**DATASET EXCERPTS**:

/---

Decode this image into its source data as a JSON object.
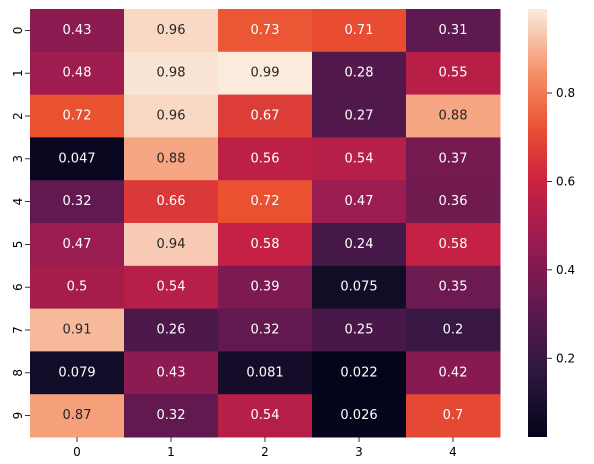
{
  "chart_data": {
    "type": "heatmap",
    "title": "",
    "xlabel": "",
    "ylabel": "",
    "x_categories": [
      "0",
      "1",
      "2",
      "3",
      "4"
    ],
    "y_categories": [
      "0",
      "1",
      "2",
      "3",
      "4",
      "5",
      "6",
      "7",
      "8",
      "9"
    ],
    "values": [
      [
        0.43,
        0.96,
        0.73,
        0.71,
        0.31
      ],
      [
        0.48,
        0.98,
        0.99,
        0.28,
        0.55
      ],
      [
        0.72,
        0.96,
        0.67,
        0.27,
        0.88
      ],
      [
        0.047,
        0.88,
        0.56,
        0.54,
        0.37
      ],
      [
        0.32,
        0.66,
        0.72,
        0.47,
        0.36
      ],
      [
        0.47,
        0.94,
        0.58,
        0.24,
        0.58
      ],
      [
        0.5,
        0.54,
        0.39,
        0.075,
        0.35
      ],
      [
        0.91,
        0.26,
        0.32,
        0.25,
        0.2
      ],
      [
        0.079,
        0.43,
        0.081,
        0.022,
        0.42
      ],
      [
        0.87,
        0.32,
        0.54,
        0.026,
        0.7
      ]
    ],
    "annotated": true,
    "colormap": "rocket",
    "colorbar": {
      "range": [
        0.022,
        0.99
      ],
      "ticks": [
        0.2,
        0.4,
        0.6,
        0.8
      ],
      "tick_labels": [
        "0.2",
        "0.4",
        "0.6",
        "0.8"
      ]
    },
    "grid": false,
    "legend": "colorbar right"
  }
}
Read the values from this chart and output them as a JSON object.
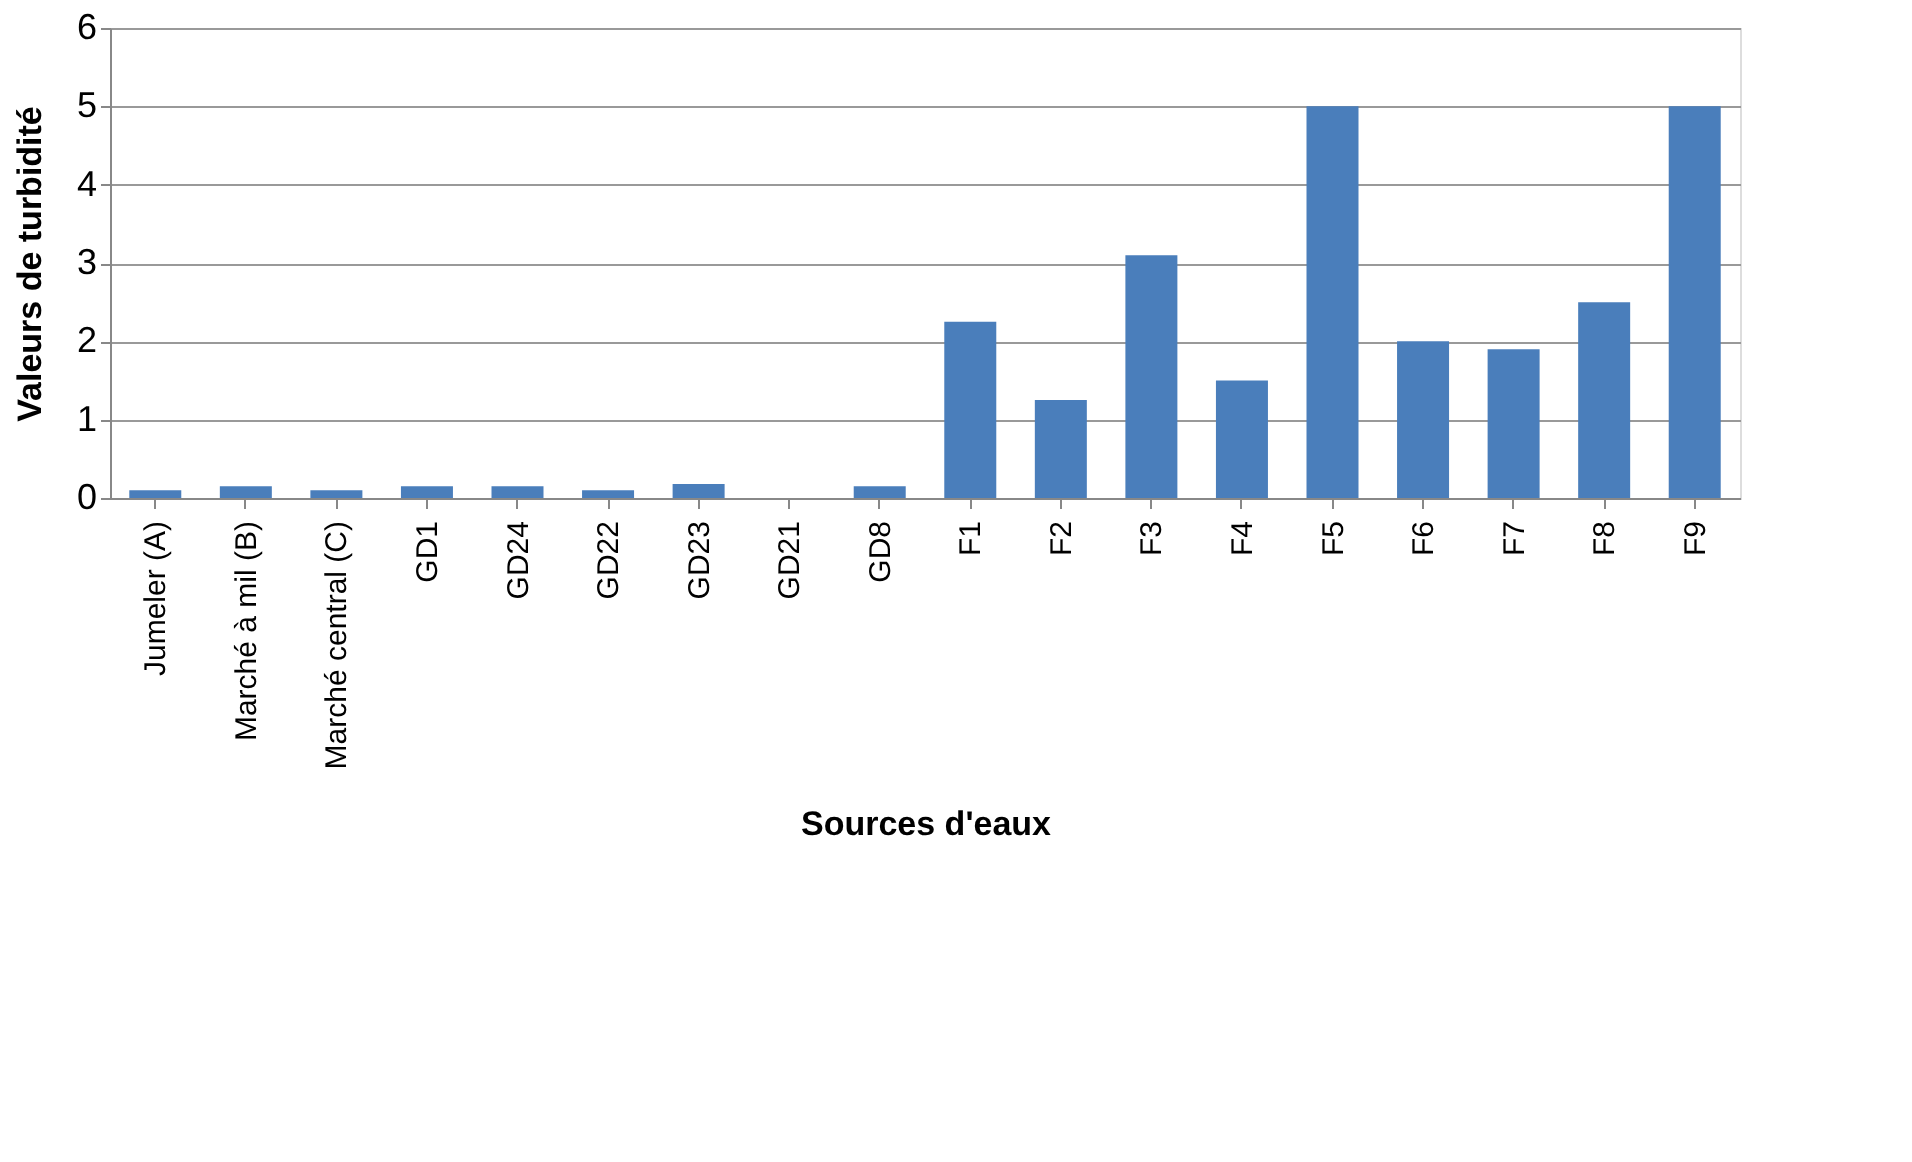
{
  "chart_data": {
    "type": "bar",
    "xlabel": "Sources d'eaux",
    "ylabel": "Valeurs de turbidité",
    "categories": [
      "Jumeler (A)",
      "Marché à mil (B)",
      "Marché central (C)",
      "GD1",
      "GD24",
      "GD22",
      "GD23",
      "GD21",
      "GD8",
      "F1",
      "F2",
      "F3",
      "F4",
      "F5",
      "F6",
      "F7",
      "F8",
      "F9"
    ],
    "values": [
      0.1,
      0.15,
      0.1,
      0.15,
      0.15,
      0.1,
      0.18,
      0,
      0.15,
      2.25,
      1.25,
      3.1,
      1.5,
      5,
      2,
      1.9,
      2.5,
      5
    ],
    "color": "#4a7ebb",
    "ylim": [
      0,
      6
    ],
    "yticks": [
      0,
      1,
      2,
      3,
      4,
      5,
      6
    ],
    "grid": "y"
  }
}
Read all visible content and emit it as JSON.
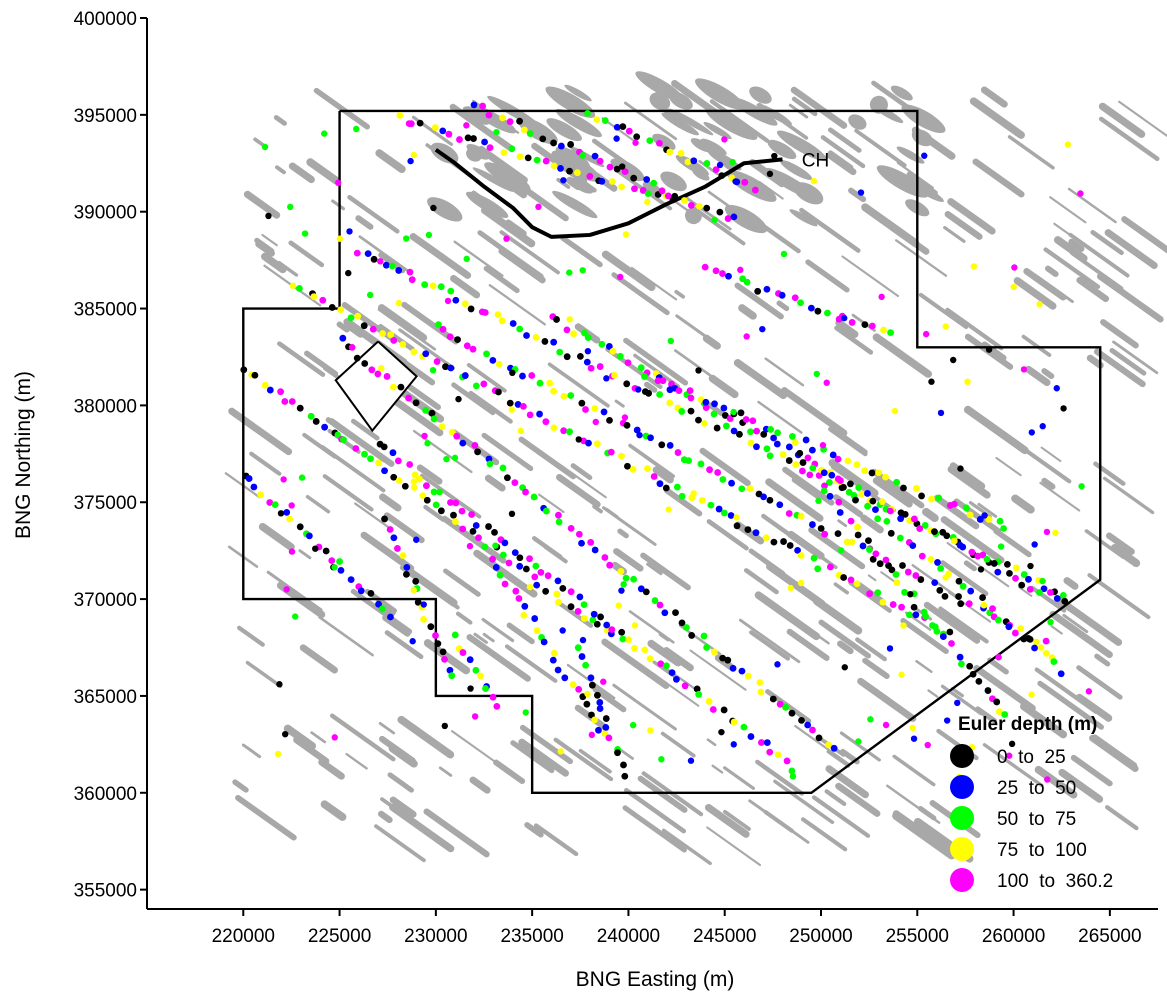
{
  "chart_data": {
    "type": "scatter",
    "xlabel": "BNG Easting (m)",
    "ylabel": "BNG Northing (m)",
    "xlim": [
      215000,
      267500
    ],
    "ylim": [
      354000,
      400000
    ],
    "x_ticks": [
      220000,
      225000,
      230000,
      235000,
      240000,
      245000,
      250000,
      255000,
      260000,
      265000
    ],
    "x_tick_labels": [
      "220000",
      "225000",
      "230000",
      "235000",
      "240000",
      "245000",
      "250000",
      "255000",
      "260000",
      "265000"
    ],
    "y_ticks": [
      355000,
      360000,
      365000,
      370000,
      375000,
      380000,
      385000,
      390000,
      395000,
      400000
    ],
    "y_tick_labels": [
      "355000",
      "360000",
      "365000",
      "370000",
      "375000",
      "380000",
      "385000",
      "390000",
      "395000",
      "400000"
    ],
    "grid": false,
    "legend": {
      "title": "Euler depth (m)",
      "placement": "bottom-right",
      "entries": [
        {
          "label": "0  to  25",
          "color": "#000000"
        },
        {
          "label": "25  to  50",
          "color": "#0000ff"
        },
        {
          "label": "50  to  75",
          "color": "#00ff00"
        },
        {
          "label": "75  to  100",
          "color": "#ffff00"
        },
        {
          "label": "100  to  360.2",
          "color": "#ff00ff"
        }
      ]
    },
    "annotations": [
      {
        "text": "CH",
        "x": 249000,
        "y": 392700
      }
    ],
    "survey_boundary": [
      [
        225000,
        395200
      ],
      [
        255000,
        395200
      ],
      [
        255000,
        383000
      ],
      [
        264500,
        383000
      ],
      [
        264500,
        371000
      ],
      [
        249500,
        360000
      ],
      [
        235000,
        360000
      ],
      [
        235000,
        365000
      ],
      [
        230000,
        365000
      ],
      [
        230000,
        370000
      ],
      [
        220000,
        370000
      ],
      [
        220000,
        385000
      ],
      [
        225000,
        385000
      ],
      [
        225000,
        395200
      ]
    ],
    "excluded_area": [
      [
        227000,
        383300
      ],
      [
        229000,
        381500
      ],
      [
        226700,
        378700
      ],
      [
        224800,
        381300
      ],
      [
        227000,
        383300
      ]
    ],
    "ch_line": [
      [
        230000,
        393200
      ],
      [
        231000,
        392500
      ],
      [
        232500,
        391300
      ],
      [
        234000,
        390200
      ],
      [
        235000,
        389200
      ],
      [
        236000,
        388700
      ],
      [
        238000,
        388800
      ],
      [
        240000,
        389400
      ],
      [
        242000,
        390400
      ],
      [
        244000,
        391300
      ],
      [
        246000,
        392500
      ],
      [
        248000,
        392700
      ]
    ],
    "lineaments": [
      {
        "start": [
          220000,
          382000
        ],
        "end": [
          240000,
          367500
        ]
      },
      {
        "start": [
          223000,
          386000
        ],
        "end": [
          257000,
          368000
        ]
      },
      {
        "start": [
          225000,
          383500
        ],
        "end": [
          251000,
          362000
        ]
      },
      {
        "start": [
          220000,
          376500
        ],
        "end": [
          228000,
          368800
        ]
      },
      {
        "start": [
          226000,
          388000
        ],
        "end": [
          263000,
          370000
        ]
      },
      {
        "start": [
          230000,
          384000
        ],
        "end": [
          262000,
          367500
        ]
      },
      {
        "start": [
          227000,
          378000
        ],
        "end": [
          249000,
          361000
        ]
      },
      {
        "start": [
          233000,
          372000
        ],
        "end": [
          239000,
          362500
        ]
      },
      {
        "start": [
          236000,
          384500
        ],
        "end": [
          263000,
          369500
        ]
      },
      {
        "start": [
          241000,
          381500
        ],
        "end": [
          260000,
          373500
        ]
      },
      {
        "start": [
          244000,
          387000
        ],
        "end": [
          254000,
          383500
        ]
      },
      {
        "start": [
          227500,
          374000
        ],
        "end": [
          231000,
          365500
        ]
      },
      {
        "start": [
          249000,
          377500
        ],
        "end": [
          263000,
          366000
        ]
      },
      {
        "start": [
          228000,
          394800
        ],
        "end": [
          246000,
          389500
        ]
      },
      {
        "start": [
          232000,
          395500
        ],
        "end": [
          243000,
          390500
        ]
      },
      {
        "start": [
          238000,
          395000
        ],
        "end": [
          247000,
          391000
        ]
      },
      {
        "start": [
          250000,
          376000
        ],
        "end": [
          260000,
          363500
        ]
      },
      {
        "start": [
          237500,
          367500
        ],
        "end": [
          240000,
          360500
        ]
      },
      {
        "start": [
          231000,
          368000
        ],
        "end": [
          233500,
          364000
        ]
      }
    ]
  }
}
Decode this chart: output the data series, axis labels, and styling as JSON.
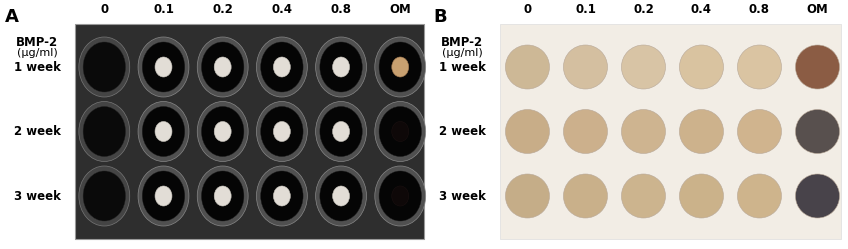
{
  "fig_width": 8.48,
  "fig_height": 2.49,
  "dpi": 100,
  "panel_A_label": "A",
  "panel_B_label": "B",
  "bmp2_label": "BMP-2",
  "ugml_label": "(μg/ml)",
  "concentrations": [
    "0",
    "0.1",
    "0.2",
    "0.4",
    "0.8",
    "OM"
  ],
  "timepoints": [
    "1 week",
    "2 week",
    "3 week"
  ],
  "panel_B_hydrogel_colors_row1": [
    "#cdb896",
    "#d4bfa0",
    "#d8c4a5",
    "#d9c3a0",
    "#dac4a2",
    "#8B5c44"
  ],
  "panel_B_hydrogel_colors_row2": [
    "#c8ad88",
    "#ccb08c",
    "#ceb490",
    "#cdb28c",
    "#d0b48e",
    "#58504e"
  ],
  "panel_B_hydrogel_colors_row3": [
    "#c5ad88",
    "#c9b08a",
    "#ccb48e",
    "#cbb28a",
    "#ceb48c",
    "#48434a"
  ],
  "panel_label_fontsize": 13,
  "tick_label_fontsize": 8.5,
  "timepoint_fontsize": 8.5
}
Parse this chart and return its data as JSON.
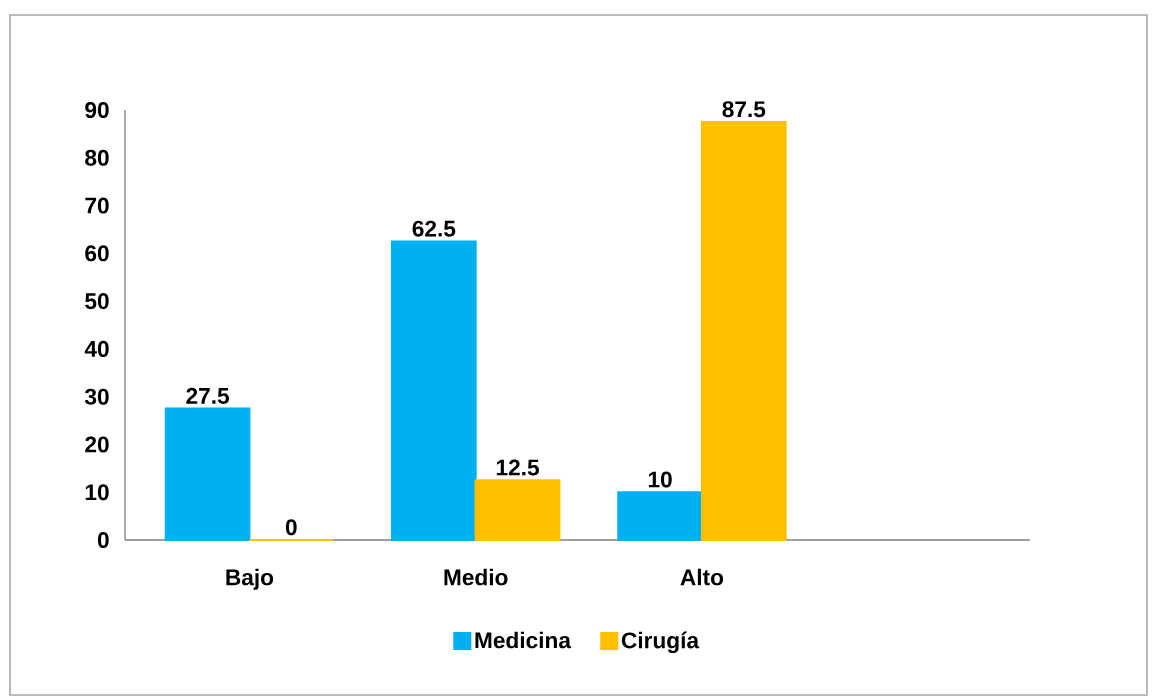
{
  "chart_data": {
    "type": "bar",
    "categories": [
      "Bajo",
      "Medio",
      "Alto"
    ],
    "series": [
      {
        "name": "Medicina",
        "color": "#00b0f0",
        "values": [
          27.5,
          62.5,
          10
        ]
      },
      {
        "name": "Cirugía",
        "color": "#ffc000",
        "values": [
          0,
          12.5,
          87.5
        ]
      }
    ],
    "ylim": [
      0,
      90
    ],
    "yticks": [
      0,
      10,
      20,
      30,
      40,
      50,
      60,
      70,
      80,
      90
    ],
    "data_labels": true,
    "legend": "bottom",
    "grid": false
  }
}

\---

Out of the material above, select every line that holds the string "type".

**RESULT OF THIS TASK**:
    "type": "heatmap",
    "type": "bar",
    "type": "scatter",
    "type": "bar",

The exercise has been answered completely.